* Supplied data:
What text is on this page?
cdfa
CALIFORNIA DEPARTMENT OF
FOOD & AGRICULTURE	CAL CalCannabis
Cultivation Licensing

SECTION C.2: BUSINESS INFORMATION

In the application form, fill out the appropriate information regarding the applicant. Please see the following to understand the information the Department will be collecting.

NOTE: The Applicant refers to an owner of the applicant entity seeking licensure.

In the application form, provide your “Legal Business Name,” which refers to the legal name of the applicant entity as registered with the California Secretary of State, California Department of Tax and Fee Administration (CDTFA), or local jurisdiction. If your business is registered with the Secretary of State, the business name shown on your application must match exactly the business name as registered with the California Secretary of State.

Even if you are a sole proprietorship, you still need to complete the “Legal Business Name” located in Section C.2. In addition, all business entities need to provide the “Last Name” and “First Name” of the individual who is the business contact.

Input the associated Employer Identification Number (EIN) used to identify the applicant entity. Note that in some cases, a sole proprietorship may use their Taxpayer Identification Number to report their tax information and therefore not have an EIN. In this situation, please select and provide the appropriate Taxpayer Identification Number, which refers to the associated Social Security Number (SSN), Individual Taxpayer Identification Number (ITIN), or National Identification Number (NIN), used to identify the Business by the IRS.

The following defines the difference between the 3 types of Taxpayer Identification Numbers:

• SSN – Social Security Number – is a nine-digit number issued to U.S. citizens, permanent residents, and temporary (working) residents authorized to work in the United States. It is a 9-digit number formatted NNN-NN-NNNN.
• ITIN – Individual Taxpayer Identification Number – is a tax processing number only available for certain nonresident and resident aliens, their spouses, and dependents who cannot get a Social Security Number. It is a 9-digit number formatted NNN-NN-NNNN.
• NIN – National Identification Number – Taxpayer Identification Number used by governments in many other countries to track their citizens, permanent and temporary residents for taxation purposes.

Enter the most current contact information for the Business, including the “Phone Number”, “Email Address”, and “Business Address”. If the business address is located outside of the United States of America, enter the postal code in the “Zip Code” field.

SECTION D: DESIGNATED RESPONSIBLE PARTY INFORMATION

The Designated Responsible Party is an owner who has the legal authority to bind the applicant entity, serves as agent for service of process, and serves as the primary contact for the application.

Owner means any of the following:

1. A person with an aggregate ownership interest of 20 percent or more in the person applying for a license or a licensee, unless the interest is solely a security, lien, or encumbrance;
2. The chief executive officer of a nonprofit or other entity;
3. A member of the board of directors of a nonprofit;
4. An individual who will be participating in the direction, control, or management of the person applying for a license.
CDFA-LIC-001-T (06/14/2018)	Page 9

* Exercise description: From the data, collect all lines where the string "nonprofit" appears.

* Answer to this task:
2. The chief executive officer of a nonprofit or other entity;
3. A member of the board of directors of a nonprofit;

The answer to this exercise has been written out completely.